Stored data entries:
-- BEGIN --
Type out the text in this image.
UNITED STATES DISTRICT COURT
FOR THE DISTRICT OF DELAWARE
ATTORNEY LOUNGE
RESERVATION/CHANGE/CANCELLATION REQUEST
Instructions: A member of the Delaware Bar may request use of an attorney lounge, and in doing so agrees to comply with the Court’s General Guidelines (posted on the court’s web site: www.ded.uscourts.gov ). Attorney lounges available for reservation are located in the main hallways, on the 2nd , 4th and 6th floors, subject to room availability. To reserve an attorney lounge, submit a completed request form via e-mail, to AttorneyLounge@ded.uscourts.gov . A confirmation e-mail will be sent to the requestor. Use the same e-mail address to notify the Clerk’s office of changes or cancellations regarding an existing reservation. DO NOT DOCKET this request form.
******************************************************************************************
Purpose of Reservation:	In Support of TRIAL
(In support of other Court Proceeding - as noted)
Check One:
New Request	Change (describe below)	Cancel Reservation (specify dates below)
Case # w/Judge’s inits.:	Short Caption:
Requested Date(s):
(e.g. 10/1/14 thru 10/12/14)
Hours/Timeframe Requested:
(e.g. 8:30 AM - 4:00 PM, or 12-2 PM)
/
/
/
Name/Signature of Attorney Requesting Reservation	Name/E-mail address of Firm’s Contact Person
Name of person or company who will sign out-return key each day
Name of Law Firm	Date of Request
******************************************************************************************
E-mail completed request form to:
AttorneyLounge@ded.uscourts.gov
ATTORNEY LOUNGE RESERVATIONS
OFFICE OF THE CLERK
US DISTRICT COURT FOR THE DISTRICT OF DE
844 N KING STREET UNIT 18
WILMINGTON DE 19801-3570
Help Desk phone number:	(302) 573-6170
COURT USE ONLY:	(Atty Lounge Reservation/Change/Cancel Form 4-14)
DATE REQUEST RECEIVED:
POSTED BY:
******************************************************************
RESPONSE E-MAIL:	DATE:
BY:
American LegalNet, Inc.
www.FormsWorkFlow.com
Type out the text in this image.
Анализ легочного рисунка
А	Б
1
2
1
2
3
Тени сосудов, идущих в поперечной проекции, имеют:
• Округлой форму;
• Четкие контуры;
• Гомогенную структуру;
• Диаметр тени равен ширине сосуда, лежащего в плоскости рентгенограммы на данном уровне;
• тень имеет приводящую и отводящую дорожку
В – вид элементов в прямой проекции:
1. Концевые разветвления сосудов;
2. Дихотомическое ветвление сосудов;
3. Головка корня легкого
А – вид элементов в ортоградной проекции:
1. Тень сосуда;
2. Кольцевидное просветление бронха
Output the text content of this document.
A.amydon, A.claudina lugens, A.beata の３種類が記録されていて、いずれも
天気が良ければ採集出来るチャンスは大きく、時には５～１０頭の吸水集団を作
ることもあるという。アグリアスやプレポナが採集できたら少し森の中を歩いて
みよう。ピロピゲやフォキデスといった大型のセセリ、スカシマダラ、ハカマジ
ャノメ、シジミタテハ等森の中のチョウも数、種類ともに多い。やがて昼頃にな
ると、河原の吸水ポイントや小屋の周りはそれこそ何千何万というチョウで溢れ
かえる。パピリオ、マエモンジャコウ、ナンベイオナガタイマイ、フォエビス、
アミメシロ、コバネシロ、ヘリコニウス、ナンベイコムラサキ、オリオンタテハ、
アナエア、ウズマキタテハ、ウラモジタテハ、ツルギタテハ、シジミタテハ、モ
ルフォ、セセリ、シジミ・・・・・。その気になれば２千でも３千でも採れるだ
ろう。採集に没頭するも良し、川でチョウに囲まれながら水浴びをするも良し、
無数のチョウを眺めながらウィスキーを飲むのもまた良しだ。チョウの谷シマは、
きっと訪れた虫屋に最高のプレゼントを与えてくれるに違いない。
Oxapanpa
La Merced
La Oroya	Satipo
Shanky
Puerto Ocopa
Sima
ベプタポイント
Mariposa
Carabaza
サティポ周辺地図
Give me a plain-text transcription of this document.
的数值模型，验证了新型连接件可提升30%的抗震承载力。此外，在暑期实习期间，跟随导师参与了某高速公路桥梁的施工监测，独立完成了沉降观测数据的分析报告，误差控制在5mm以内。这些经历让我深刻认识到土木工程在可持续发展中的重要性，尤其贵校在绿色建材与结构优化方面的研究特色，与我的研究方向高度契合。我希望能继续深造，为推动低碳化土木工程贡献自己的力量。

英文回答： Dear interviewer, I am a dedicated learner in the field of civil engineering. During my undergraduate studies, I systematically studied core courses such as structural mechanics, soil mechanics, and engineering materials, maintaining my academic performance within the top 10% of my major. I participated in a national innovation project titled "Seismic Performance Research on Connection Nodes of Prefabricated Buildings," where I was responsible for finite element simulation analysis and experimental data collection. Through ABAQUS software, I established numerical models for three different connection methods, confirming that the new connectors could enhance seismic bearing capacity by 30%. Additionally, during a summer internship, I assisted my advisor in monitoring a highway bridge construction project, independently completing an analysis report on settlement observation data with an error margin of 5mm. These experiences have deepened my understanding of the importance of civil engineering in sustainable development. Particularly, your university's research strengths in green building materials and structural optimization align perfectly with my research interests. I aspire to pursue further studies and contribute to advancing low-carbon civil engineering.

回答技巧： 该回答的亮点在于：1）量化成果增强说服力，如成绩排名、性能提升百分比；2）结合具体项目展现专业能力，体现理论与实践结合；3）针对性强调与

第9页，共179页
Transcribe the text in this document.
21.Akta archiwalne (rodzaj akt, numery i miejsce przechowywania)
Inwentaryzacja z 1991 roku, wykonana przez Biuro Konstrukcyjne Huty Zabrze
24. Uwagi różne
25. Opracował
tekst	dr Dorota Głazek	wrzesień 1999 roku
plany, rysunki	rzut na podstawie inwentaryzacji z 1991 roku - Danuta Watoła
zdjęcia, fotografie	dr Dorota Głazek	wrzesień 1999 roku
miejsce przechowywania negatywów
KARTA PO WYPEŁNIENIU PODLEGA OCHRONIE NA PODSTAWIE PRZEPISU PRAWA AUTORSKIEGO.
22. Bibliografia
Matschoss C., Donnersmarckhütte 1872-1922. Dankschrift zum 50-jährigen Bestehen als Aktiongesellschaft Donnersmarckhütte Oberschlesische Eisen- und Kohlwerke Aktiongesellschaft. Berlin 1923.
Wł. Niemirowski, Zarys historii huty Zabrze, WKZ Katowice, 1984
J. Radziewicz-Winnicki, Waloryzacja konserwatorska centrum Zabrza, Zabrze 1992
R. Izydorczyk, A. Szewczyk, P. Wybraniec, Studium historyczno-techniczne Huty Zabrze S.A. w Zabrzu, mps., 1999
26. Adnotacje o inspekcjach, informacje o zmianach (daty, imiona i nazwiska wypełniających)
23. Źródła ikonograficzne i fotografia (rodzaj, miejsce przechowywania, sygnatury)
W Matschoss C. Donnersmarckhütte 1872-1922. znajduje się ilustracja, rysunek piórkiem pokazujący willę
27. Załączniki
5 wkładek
-- END --
Search the data for "Zabrze". Copy every line that has it.

> [SOLUTION TO THIS TASK]
Inwentaryzacja z 1991 roku, wykonana przez Biuro Konstrukcyjne Huty Zabrze
Wł. Niemirowski, Zarys historii huty Zabrze, WKZ Katowice, 1984
J. Radziewicz-Winnicki, Waloryzacja konserwatorska centrum Zabrza, Zabrze 1992
R. Izydorczyk, A. Szewczyk, P. Wybraniec, Studium historyczno-techniczne Huty Zabrze S.A. w Zabrzu, mps., 1999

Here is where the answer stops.